- _WRITTEN REQUEST_
What lines of the data include the string "analysis"? Copy them all.

++++ DATA FOR THE TASK ++++

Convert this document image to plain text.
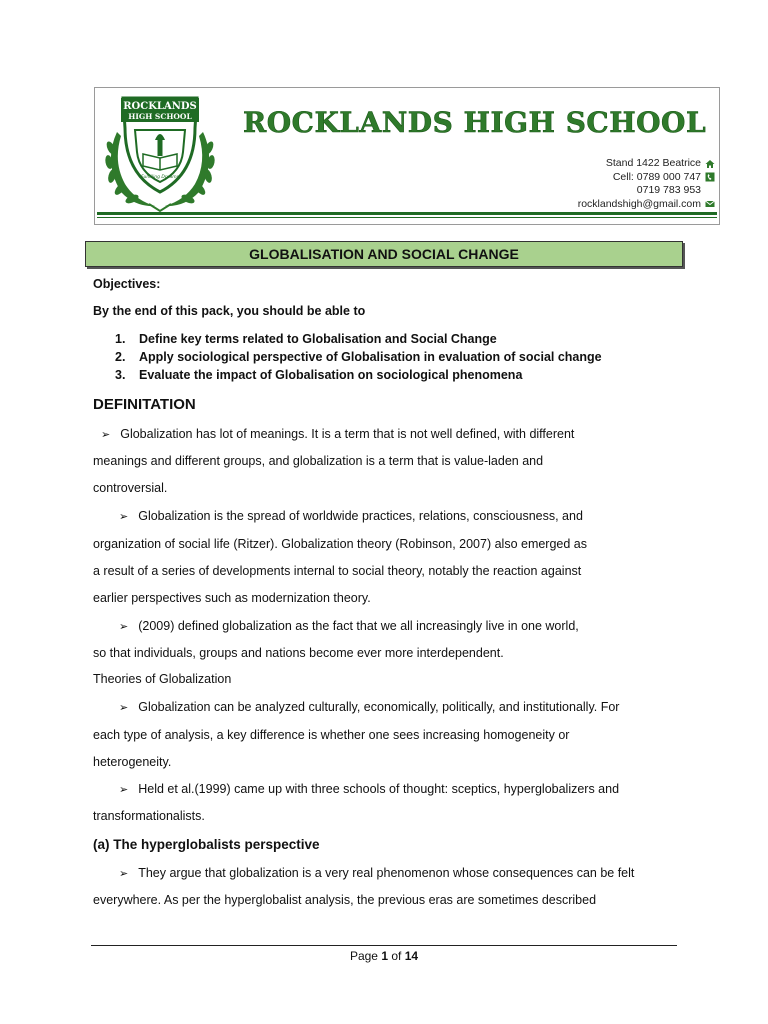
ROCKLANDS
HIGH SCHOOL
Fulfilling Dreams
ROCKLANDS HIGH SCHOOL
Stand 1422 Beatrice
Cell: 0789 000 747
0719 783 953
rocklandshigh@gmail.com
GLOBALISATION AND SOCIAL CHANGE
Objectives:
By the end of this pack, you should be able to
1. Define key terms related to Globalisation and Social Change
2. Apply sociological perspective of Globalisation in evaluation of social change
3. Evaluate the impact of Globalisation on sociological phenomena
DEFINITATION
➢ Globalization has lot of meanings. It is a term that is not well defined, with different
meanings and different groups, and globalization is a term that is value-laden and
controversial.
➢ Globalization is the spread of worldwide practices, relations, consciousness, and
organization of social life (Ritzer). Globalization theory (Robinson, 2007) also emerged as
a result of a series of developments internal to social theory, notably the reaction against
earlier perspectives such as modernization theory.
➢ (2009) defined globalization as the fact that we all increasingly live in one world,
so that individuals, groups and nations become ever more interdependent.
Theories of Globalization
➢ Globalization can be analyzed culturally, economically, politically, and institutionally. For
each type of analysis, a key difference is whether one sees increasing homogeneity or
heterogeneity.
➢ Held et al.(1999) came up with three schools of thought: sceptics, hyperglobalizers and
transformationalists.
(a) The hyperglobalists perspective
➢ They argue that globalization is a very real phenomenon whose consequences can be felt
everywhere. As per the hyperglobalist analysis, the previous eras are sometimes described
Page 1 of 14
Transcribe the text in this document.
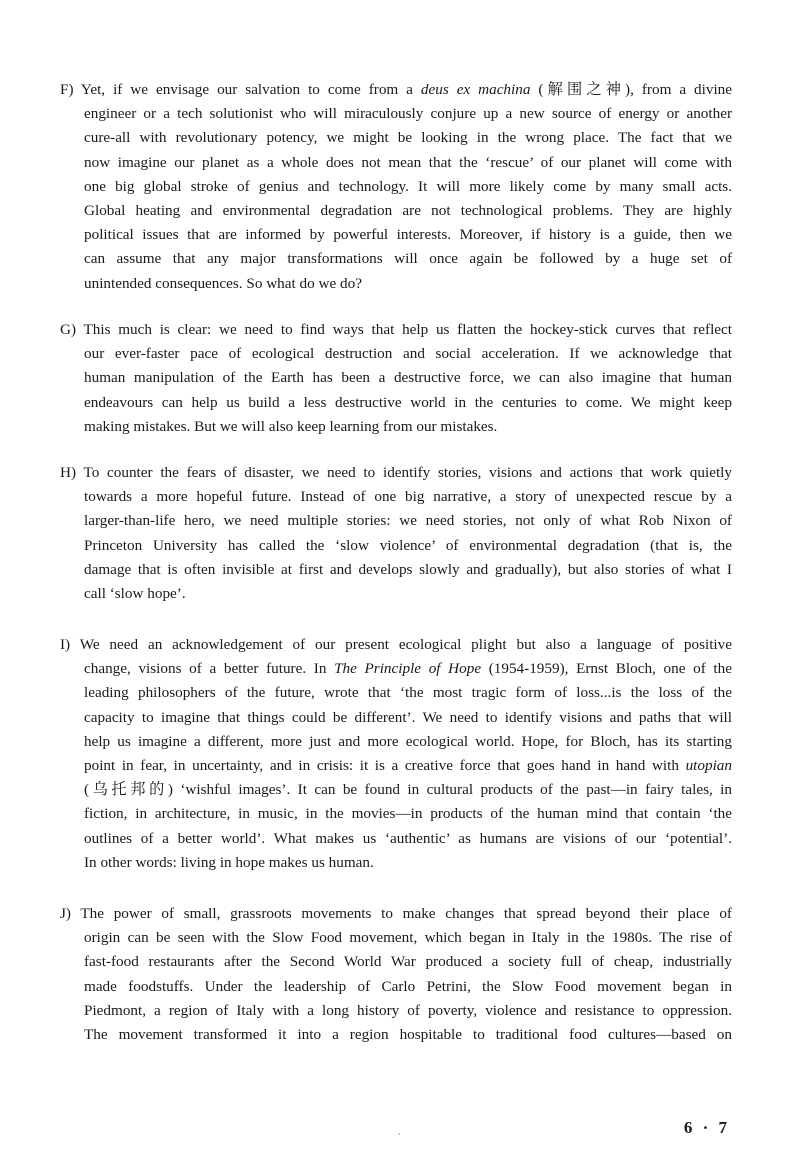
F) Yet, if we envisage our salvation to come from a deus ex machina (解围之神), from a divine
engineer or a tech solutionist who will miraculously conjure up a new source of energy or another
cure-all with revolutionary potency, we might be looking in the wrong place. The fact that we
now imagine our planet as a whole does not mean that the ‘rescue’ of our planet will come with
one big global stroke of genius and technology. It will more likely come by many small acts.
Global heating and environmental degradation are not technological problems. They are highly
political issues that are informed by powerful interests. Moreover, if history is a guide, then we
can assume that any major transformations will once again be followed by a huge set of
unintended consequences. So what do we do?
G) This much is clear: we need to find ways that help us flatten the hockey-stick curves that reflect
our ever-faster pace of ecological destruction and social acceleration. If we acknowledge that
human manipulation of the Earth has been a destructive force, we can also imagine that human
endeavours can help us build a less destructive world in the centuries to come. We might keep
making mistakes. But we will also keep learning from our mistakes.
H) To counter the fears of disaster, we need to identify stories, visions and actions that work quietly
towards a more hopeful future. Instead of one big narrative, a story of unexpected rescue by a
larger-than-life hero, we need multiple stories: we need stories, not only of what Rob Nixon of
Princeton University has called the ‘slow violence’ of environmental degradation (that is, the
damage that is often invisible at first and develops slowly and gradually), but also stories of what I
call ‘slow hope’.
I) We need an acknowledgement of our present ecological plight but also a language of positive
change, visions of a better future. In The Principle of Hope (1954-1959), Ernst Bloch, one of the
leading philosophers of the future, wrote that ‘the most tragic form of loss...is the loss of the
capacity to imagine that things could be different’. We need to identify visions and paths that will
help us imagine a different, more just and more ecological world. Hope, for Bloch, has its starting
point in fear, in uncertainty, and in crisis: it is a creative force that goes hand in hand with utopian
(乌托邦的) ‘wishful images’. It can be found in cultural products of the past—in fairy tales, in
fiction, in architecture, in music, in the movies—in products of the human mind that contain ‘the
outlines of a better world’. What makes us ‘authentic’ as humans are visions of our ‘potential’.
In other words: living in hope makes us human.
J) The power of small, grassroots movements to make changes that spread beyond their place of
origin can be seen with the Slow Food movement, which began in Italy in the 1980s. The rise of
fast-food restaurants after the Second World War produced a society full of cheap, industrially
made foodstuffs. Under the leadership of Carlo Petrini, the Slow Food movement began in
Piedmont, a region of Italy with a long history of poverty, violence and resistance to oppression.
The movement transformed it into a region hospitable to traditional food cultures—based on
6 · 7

++++

- _SOLUTION FOR THIS EXERCISE_
each type of analysis, a key difference is whether one sees increasing homogeneity or
everywhere. As per the hyperglobalist analysis, the previous eras are sometimes described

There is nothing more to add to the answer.